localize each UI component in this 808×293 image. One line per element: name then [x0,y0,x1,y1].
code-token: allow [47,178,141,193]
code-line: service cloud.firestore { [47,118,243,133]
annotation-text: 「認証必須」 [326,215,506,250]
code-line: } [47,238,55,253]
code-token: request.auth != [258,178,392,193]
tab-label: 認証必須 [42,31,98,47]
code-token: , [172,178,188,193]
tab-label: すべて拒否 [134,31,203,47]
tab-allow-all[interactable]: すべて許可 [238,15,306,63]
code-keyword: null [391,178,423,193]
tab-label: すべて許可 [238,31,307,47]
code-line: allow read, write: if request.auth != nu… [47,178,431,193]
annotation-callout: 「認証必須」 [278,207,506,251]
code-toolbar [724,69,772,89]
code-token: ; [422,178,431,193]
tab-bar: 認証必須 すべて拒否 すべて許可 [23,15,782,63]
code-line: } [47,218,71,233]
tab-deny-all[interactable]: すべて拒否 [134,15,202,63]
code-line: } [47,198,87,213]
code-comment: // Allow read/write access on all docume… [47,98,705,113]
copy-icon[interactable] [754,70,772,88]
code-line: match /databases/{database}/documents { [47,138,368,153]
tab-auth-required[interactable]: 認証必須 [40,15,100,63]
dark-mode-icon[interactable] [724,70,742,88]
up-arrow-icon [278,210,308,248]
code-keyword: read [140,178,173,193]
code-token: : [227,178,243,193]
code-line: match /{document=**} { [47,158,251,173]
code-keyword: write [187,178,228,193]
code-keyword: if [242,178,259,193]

__Problem__. Reproduce all of the records above verbatim, line for line.

__Exercise output__.
localize each UI component in this 808×293 image. One line per element: name then [x0,y0,x1,y1].
code-token: allow [47,178,141,193]
code-line: service cloud.firestore { [47,118,243,133]
annotation-text: 「認証必須」 [326,215,506,250]
code-line: } [47,238,55,253]
code-token: request.auth != [258,178,392,193]
tab-label: 認証必須 [42,31,98,47]
code-token: , [172,178,188,193]
tab-label: すべて拒否 [134,31,203,47]
tab-allow-all[interactable]: すべて許可 [238,15,306,63]
code-keyword: null [391,178,423,193]
tab-label: すべて許可 [238,31,307,47]
code-line: allow read, write: if request.auth != nu… [47,178,431,193]
annotation-callout: 「認証必須」 [278,207,506,251]
code-toolbar [724,69,772,89]
code-token: ; [422,178,431,193]
tab-bar: 認証必須 すべて拒否 すべて許可 [23,15,782,63]
code-line: } [47,218,71,233]
tab-deny-all[interactable]: すべて拒否 [134,15,202,63]
code-line: } [47,198,87,213]
code-comment: // Allow read/write access on all docume… [47,98,705,113]
copy-icon[interactable] [754,70,772,88]
code-line: match /databases/{database}/documents { [47,138,368,153]
tab-auth-required[interactable]: 認証必須 [40,15,100,63]
dark-mode-icon[interactable] [724,70,742,88]
up-arrow-icon [278,210,308,248]
code-keyword: read [140,178,173,193]
code-token: : [227,178,243,193]
code-line: match /{document=**} { [47,158,251,173]
code-keyword: write [187,178,228,193]
code-keyword: if [242,178,259,193]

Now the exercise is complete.